» Your goal
Copy each line exactly. Drop every picture.

=== Given data ===

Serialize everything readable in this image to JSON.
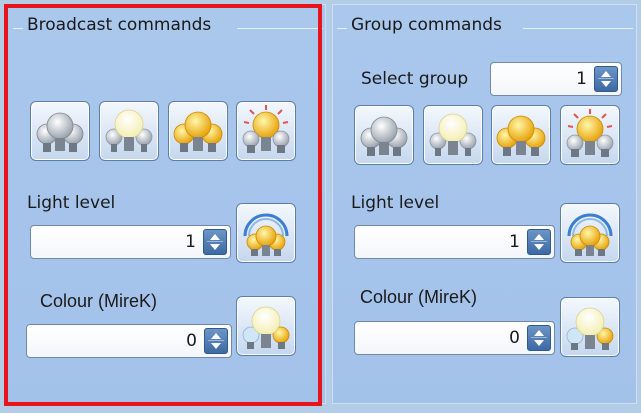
{
  "broadcast": {
    "title": "Broadcast commands",
    "light_level_label": "Light level",
    "light_level_value": "1",
    "colour_label": "Colour (MireK)",
    "colour_value": "0"
  },
  "group": {
    "title": "Group commands",
    "select_group_label": "Select group",
    "select_group_value": "1",
    "light_level_label": "Light level",
    "light_level_value": "1",
    "colour_label": "Colour (MireK)",
    "colour_value": "0"
  },
  "icons": {
    "bulbs_off": "bulbs-off-icon",
    "bulbs_dim": "bulbs-dim-icon",
    "bulbs_on": "bulbs-on-icon",
    "bulbs_flash": "bulbs-flash-icon",
    "light_level": "light-level-dial-icon",
    "colour": "colour-temperature-icon"
  },
  "colors": {
    "panel_bg": "#a9c6ec",
    "highlight": "#e8141b",
    "spinner_button": "#3d6aa3"
  }
}
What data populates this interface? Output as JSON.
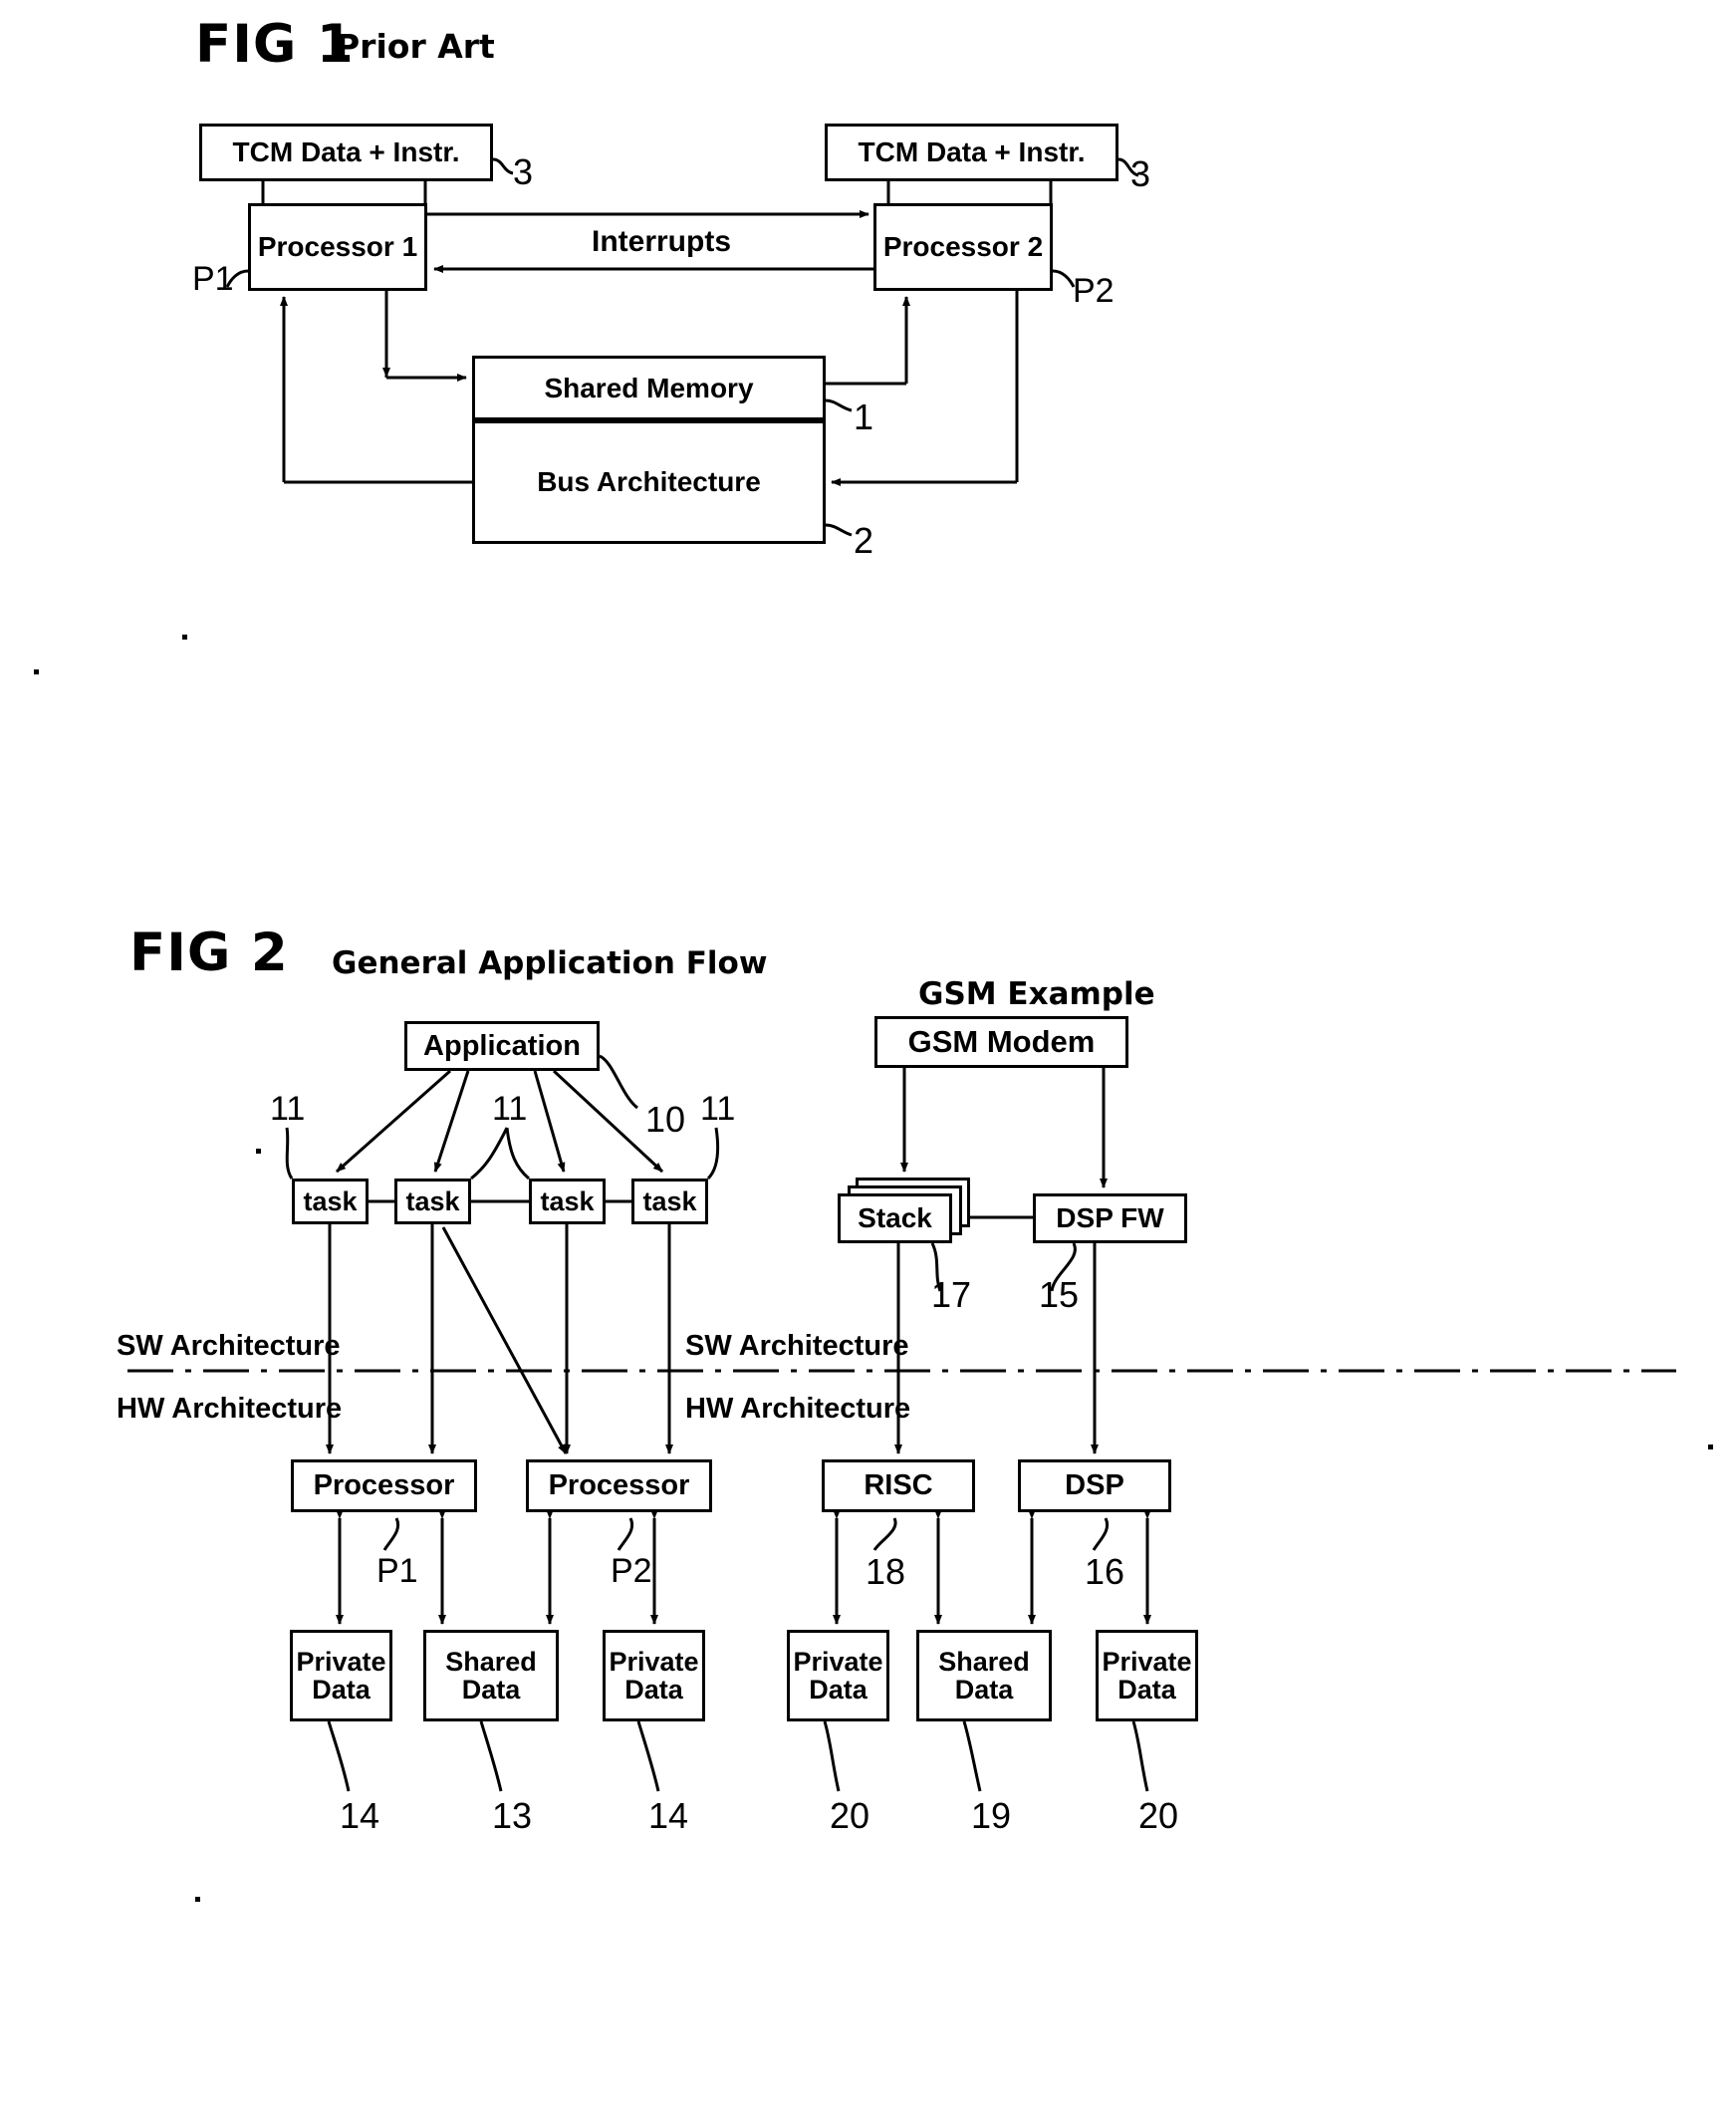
{
  "figure1": {
    "fig_label": "FIG 1",
    "fig_subtitle": "Prior Art",
    "boxes": {
      "tcm_left": "TCM Data + Instr.",
      "tcm_right": "TCM Data + Instr.",
      "proc1": "Processor 1",
      "proc2": "Processor 2",
      "shared_memory": "Shared Memory",
      "bus_architecture": "Bus Architecture"
    },
    "edge_labels": {
      "interrupts": "Interrupts"
    },
    "refs": {
      "tcm_left_ref": "3",
      "tcm_right_ref": "3",
      "proc1_ref": "P1",
      "proc2_ref": "P2",
      "shared_memory_ref": "1",
      "bus_ref": "2"
    }
  },
  "figure2": {
    "fig_label": "FIG 2",
    "left_title": "General Application Flow",
    "right_title": "GSM Example",
    "divider_labels": {
      "sw_left": "SW Architecture",
      "hw_left": "HW Architecture",
      "sw_right": "SW Architecture",
      "hw_right": "HW Architecture"
    },
    "left": {
      "application": "Application",
      "application_ref": "10",
      "tasks": [
        {
          "label": "task"
        },
        {
          "label": "task"
        },
        {
          "label": "task"
        },
        {
          "label": "task"
        }
      ],
      "task_refs": [
        "11",
        "11",
        "11",
        "11"
      ],
      "processors": [
        {
          "label": "Processor",
          "ref": "P1"
        },
        {
          "label": "Processor",
          "ref": "P2"
        }
      ],
      "data_boxes": [
        {
          "line1": "Private",
          "line2": "Data",
          "ref": "14"
        },
        {
          "line1": "Shared",
          "line2": "Data",
          "ref": "13"
        },
        {
          "line1": "Private",
          "line2": "Data",
          "ref": "14"
        }
      ]
    },
    "right": {
      "modem": "GSM Modem",
      "stack": "Stack",
      "stack_ref": "17",
      "dsp_fw": "DSP FW",
      "dsp_fw_ref": "15",
      "risc": "RISC",
      "risc_ref": "18",
      "dsp": "DSP",
      "dsp_ref": "16",
      "data_boxes": [
        {
          "line1": "Private",
          "line2": "Data",
          "ref": "20"
        },
        {
          "line1": "Shared",
          "line2": "Data",
          "ref": "19"
        },
        {
          "line1": "Private",
          "line2": "Data",
          "ref": "20"
        }
      ]
    }
  },
  "colors": {
    "ink": "#000000",
    "paper": "#ffffff"
  }
}
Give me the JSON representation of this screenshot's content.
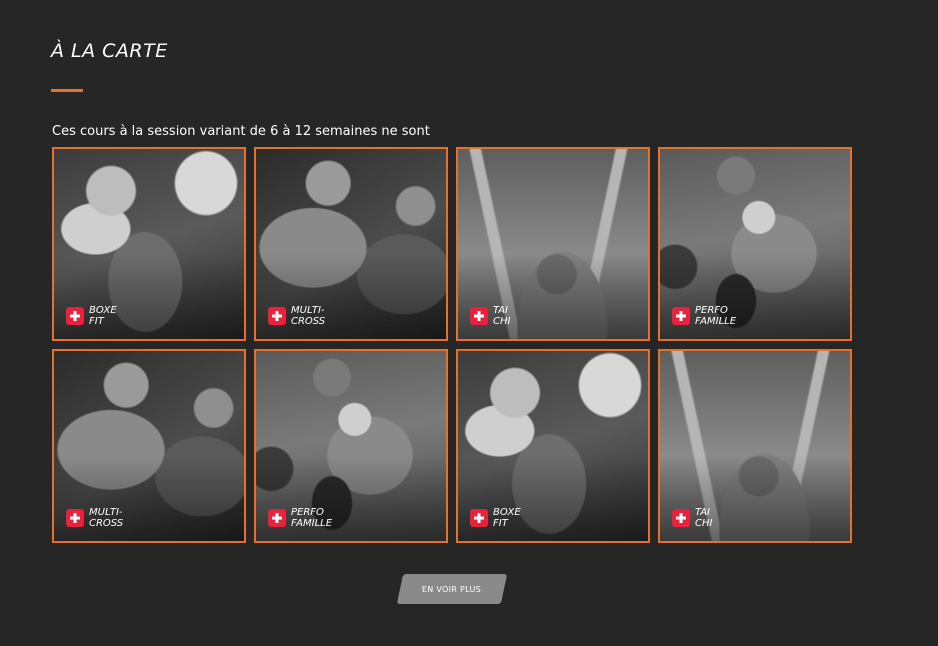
{
  "section": {
    "title": "À LA CARTE",
    "intro": "Ces cours à la session variant de 6 à 12 semaines ne sont"
  },
  "cards": [
    {
      "line1": "BOXE",
      "line2": "FIT",
      "image": "boxing-woman-photo"
    },
    {
      "line1": "MULTI-",
      "line2": "CROSS",
      "image": "trx-training-photo"
    },
    {
      "line1": "TAI",
      "line2": "CHI",
      "image": "tai-chi-photo"
    },
    {
      "line1": "PERFO",
      "line2": "FAMILLE",
      "image": "family-workout-photo"
    },
    {
      "line1": "MULTI-",
      "line2": "CROSS",
      "image": "trx-training-photo"
    },
    {
      "line1": "PERFO",
      "line2": "FAMILLE",
      "image": "family-workout-photo"
    },
    {
      "line1": "BOXE",
      "line2": "FIT",
      "image": "boxing-woman-photo"
    },
    {
      "line1": "TAI",
      "line2": "CHI",
      "image": "tai-chi-photo"
    }
  ],
  "more_button": {
    "label": "EN VOIR PLUS"
  },
  "colors": {
    "background": "#262626",
    "accent": "#e8702a",
    "plus_icon": "#e8213d",
    "button": "#8a8a8a"
  }
}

===

» Result of this task
Serialize everything readable in this image to JSON.
{
  "broadcast": {
    "title": "Broadcast commands",
    "light_level_label": "Light level",
    "light_level_value": "1",
    "colour_label": "Colour (MireK)",
    "colour_value": "0"
  },
  "group": {
    "title": "Group commands",
    "select_group_label": "Select group",
    "select_group_value": "1",
    "light_level_label": "Light level",
    "light_level_value": "1",
    "colour_label": "Colour (MireK)",
    "colour_value": "0"
  },
  "icons": {
    "bulbs_off": "bulbs-off-icon",
    "bulbs_dim": "bulbs-dim-icon",
    "bulbs_on": "bulbs-on-icon",
    "bulbs_flash": "bulbs-flash-icon",
    "light_level": "light-level-dial-icon",
    "colour": "colour-temperature-icon"
  },
  "colors": {
    "panel_bg": "#a9c6ec",
    "highlight": "#e8141b",
    "spinner_button": "#3d6aa3"
  }
}
What data populates this interface? Output as JSON.
{
  "figure1": {
    "fig_label": "FIG 1",
    "fig_subtitle": "Prior Art",
    "boxes": {
      "tcm_left": "TCM Data + Instr.",
      "tcm_right": "TCM Data + Instr.",
      "proc1": "Processor 1",
      "proc2": "Processor 2",
      "shared_memory": "Shared Memory",
      "bus_architecture": "Bus Architecture"
    },
    "edge_labels": {
      "interrupts": "Interrupts"
    },
    "refs": {
      "tcm_left_ref": "3",
      "tcm_right_ref": "3",
      "proc1_ref": "P1",
      "proc2_ref": "P2",
      "shared_memory_ref": "1",
      "bus_ref": "2"
    }
  },
  "figure2": {
    "fig_label": "FIG 2",
    "left_title": "General Application Flow",
    "right_title": "GSM Example",
    "divider_labels": {
      "sw_left": "SW Architecture",
      "hw_left": "HW Architecture",
      "sw_right": "SW Architecture",
      "hw_right": "HW Architecture"
    },
    "left": {
      "application": "Application",
      "application_ref": "10",
      "tasks": [
        {
          "label": "task"
        },
        {
          "label": "task"
        },
        {
          "label": "task"
        },
        {
          "label": "task"
        }
      ],
      "task_refs": [
        "11",
        "11",
        "11",
        "11"
      ],
      "processors": [
        {
          "label": "Processor",
          "ref": "P1"
        },
        {
          "label": "Processor",
          "ref": "P2"
        }
      ],
      "data_boxes": [
        {
          "line1": "Private",
          "line2": "Data",
          "ref": "14"
        },
        {
          "line1": "Shared",
          "line2": "Data",
          "ref": "13"
        },
        {
          "line1": "Private",
          "line2": "Data",
          "ref": "14"
        }
      ]
    },
    "right": {
      "modem": "GSM Modem",
      "stack": "Stack",
      "stack_ref": "17",
      "dsp_fw": "DSP FW",
      "dsp_fw_ref": "15",
      "risc": "RISC",
      "risc_ref": "18",
      "dsp": "DSP",
      "dsp_ref": "16",
      "data_boxes": [
        {
          "line1": "Private",
          "line2": "Data",
          "ref": "20"
        },
        {
          "line1": "Shared",
          "line2": "Data",
          "ref": "19"
        },
        {
          "line1": "Private",
          "line2": "Data",
          "ref": "20"
        }
      ]
    }
  },
  "colors": {
    "ink": "#000000",
    "paper": "#ffffff"
  }
}
Give me the JSON representation of this screenshot's content.
{
  "section": {
    "title": "À LA CARTE",
    "intro": "Ces cours à la session variant de 6 à 12 semaines ne sont"
  },
  "cards": [
    {
      "line1": "BOXE",
      "line2": "FIT",
      "image": "boxing-woman-photo"
    },
    {
      "line1": "MULTI-",
      "line2": "CROSS",
      "image": "trx-training-photo"
    },
    {
      "line1": "TAI",
      "line2": "CHI",
      "image": "tai-chi-photo"
    },
    {
      "line1": "PERFO",
      "line2": "FAMILLE",
      "image": "family-workout-photo"
    },
    {
      "line1": "MULTI-",
      "line2": "CROSS",
      "image": "trx-training-photo"
    },
    {
      "line1": "PERFO",
      "line2": "FAMILLE",
      "image": "family-workout-photo"
    },
    {
      "line1": "BOXE",
      "line2": "FIT",
      "image": "boxing-woman-photo"
    },
    {
      "line1": "TAI",
      "line2": "CHI",
      "image": "tai-chi-photo"
    }
  ],
  "more_button": {
    "label": "EN VOIR PLUS"
  },
  "colors": {
    "background": "#262626",
    "accent": "#e8702a",
    "plus_icon": "#e8213d",
    "button": "#8a8a8a"
  }
}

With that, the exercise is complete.